▶ [What is asked]: Copy each line where the word "mean" occurs.

▶ [The data]:
■ ■ ■ ■
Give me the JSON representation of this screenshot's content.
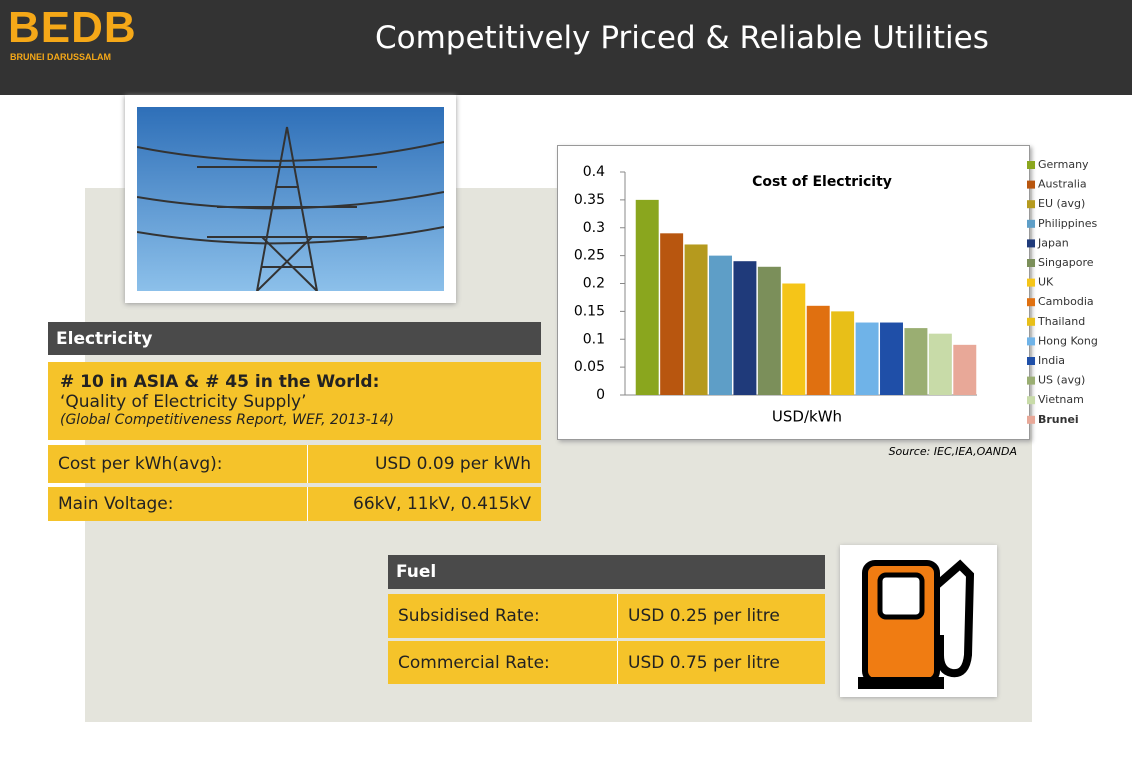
{
  "header": {
    "logo": "BEDB",
    "logo_sub": "BRUNEI DARUSSALAM",
    "title": "Competitively Priced & Reliable Utilities"
  },
  "electricity": {
    "heading": "Electricity",
    "rank": "# 10 in ASIA & # 45 in the World:",
    "subtitle": "‘Quality of Electricity Supply’",
    "source": "(Global Competitiveness Report, WEF, 2013-14)",
    "rows": [
      [
        "Cost per kWh(avg):",
        "USD 0.09 per kWh"
      ],
      [
        "Main Voltage:",
        "66kV, 11kV, 0.415kV"
      ]
    ]
  },
  "fuel": {
    "heading": "Fuel",
    "rows": [
      [
        "Subsidised Rate:",
        "USD 0.25 per litre"
      ],
      [
        "Commercial Rate:",
        "USD 0.75 per litre"
      ]
    ]
  },
  "chart_data": {
    "type": "bar",
    "title": "Cost of Electricity",
    "xlabel": "USD/kWh",
    "source": "Source: IEC,IEA,OANDA",
    "categories": [
      "Germany",
      "Australia",
      "EU (avg)",
      "Philippines",
      "Japan",
      "Singapore",
      "UK",
      "Cambodia",
      "Thailand",
      "Hong Kong",
      "India",
      "US (avg)",
      "Vietnam",
      "Brunei"
    ],
    "values": [
      0.35,
      0.29,
      0.27,
      0.25,
      0.24,
      0.23,
      0.2,
      0.16,
      0.15,
      0.13,
      0.13,
      0.12,
      0.11,
      0.09
    ],
    "colors": [
      "#8aa61e",
      "#b8560f",
      "#b59a1e",
      "#5e9ec7",
      "#1f3a7a",
      "#7b8f5a",
      "#f5c518",
      "#e07010",
      "#e8bf18",
      "#6fb3e8",
      "#1f4fa8",
      "#9aae72",
      "#c8dba8",
      "#e8a898"
    ],
    "ylim": [
      0,
      0.4
    ],
    "yticks": [
      0,
      0.05,
      0.1,
      0.15,
      0.2,
      0.25,
      0.3,
      0.35,
      0.4
    ]
  }
}
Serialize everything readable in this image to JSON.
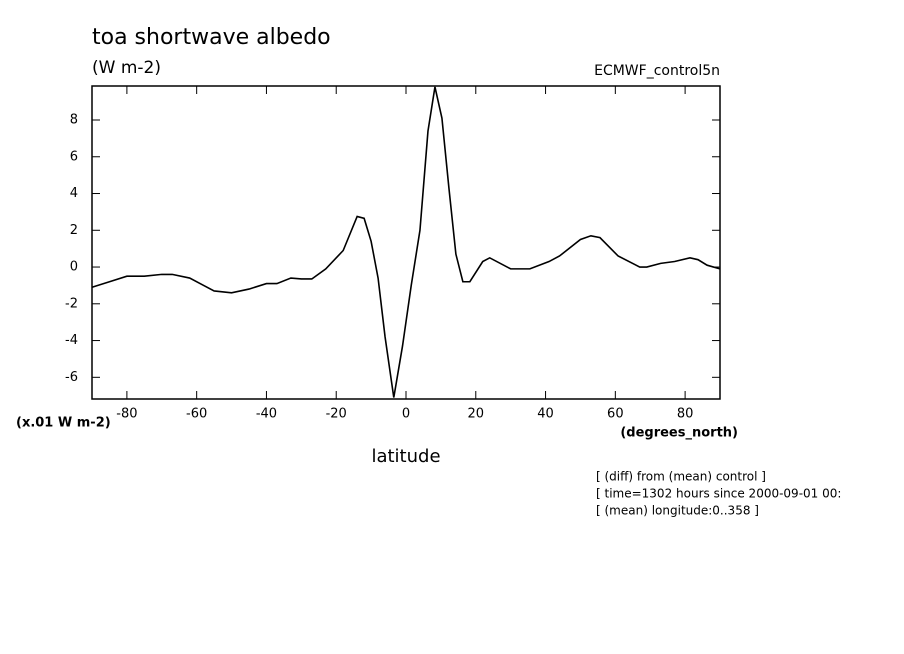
{
  "chart_data": {
    "type": "line",
    "title": "toa shortwave albedo",
    "units": "(W m-2)",
    "experiment": "ECMWF_control5n",
    "scale_label": "(x.01 W m-2)",
    "x_units": "(degrees_north)",
    "xlabel": "latitude",
    "notes": [
      "[ (diff) from (mean) control ]",
      "[ time=1302 hours since 2000-09-01 00:",
      "[ (mean) longitude:0..358 ]"
    ],
    "x": [
      -90,
      -85,
      -80,
      -75,
      -70,
      -67,
      -62,
      -58,
      -55,
      -50,
      -45,
      -40,
      -37,
      -33,
      -30,
      -27,
      -23,
      -18,
      -14,
      -12,
      -10,
      -8,
      -6,
      -3.5,
      -1,
      1.5,
      4,
      6.3,
      8.3,
      10.3,
      12.3,
      14.3,
      16.3,
      18.3,
      22,
      24,
      30,
      35.5,
      41,
      44,
      50,
      53,
      55.6,
      60.8,
      67,
      69,
      73,
      77,
      81.4,
      83.7,
      86.3,
      90
    ],
    "series": [
      {
        "name": "toa shortwave albedo",
        "color": "#000000",
        "values": [
          -1.1,
          -0.8,
          -0.5,
          -0.5,
          -0.4,
          -0.4,
          -0.6,
          -1.0,
          -1.3,
          -1.4,
          -1.2,
          -0.9,
          -0.9,
          -0.6,
          -0.65,
          -0.65,
          -0.1,
          0.9,
          2.75,
          2.65,
          1.4,
          -0.6,
          -3.8,
          -7.1,
          -4.3,
          -1.0,
          2.0,
          7.4,
          9.8,
          8.1,
          4.3,
          0.7,
          -0.8,
          -0.8,
          0.3,
          0.5,
          -0.1,
          -0.1,
          0.3,
          0.6,
          1.5,
          1.7,
          1.6,
          0.6,
          0.0,
          0.0,
          0.2,
          0.3,
          0.5,
          0.4,
          0.1,
          -0.1
        ]
      }
    ],
    "xlim": [
      -90,
      90
    ],
    "ylim": [
      -7.18,
      9.85
    ],
    "xticks": [
      -80,
      -60,
      -40,
      -20,
      0,
      20,
      40,
      60,
      80
    ],
    "yticks": [
      -6,
      -4,
      -2,
      0,
      2,
      4,
      6,
      8
    ],
    "grid": false
  }
}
■ ■ ■ ■
▶ [Finished task]:
      "[ (diff) from (mean) control ]",
      "[ (mean) longitude:0..358 ]"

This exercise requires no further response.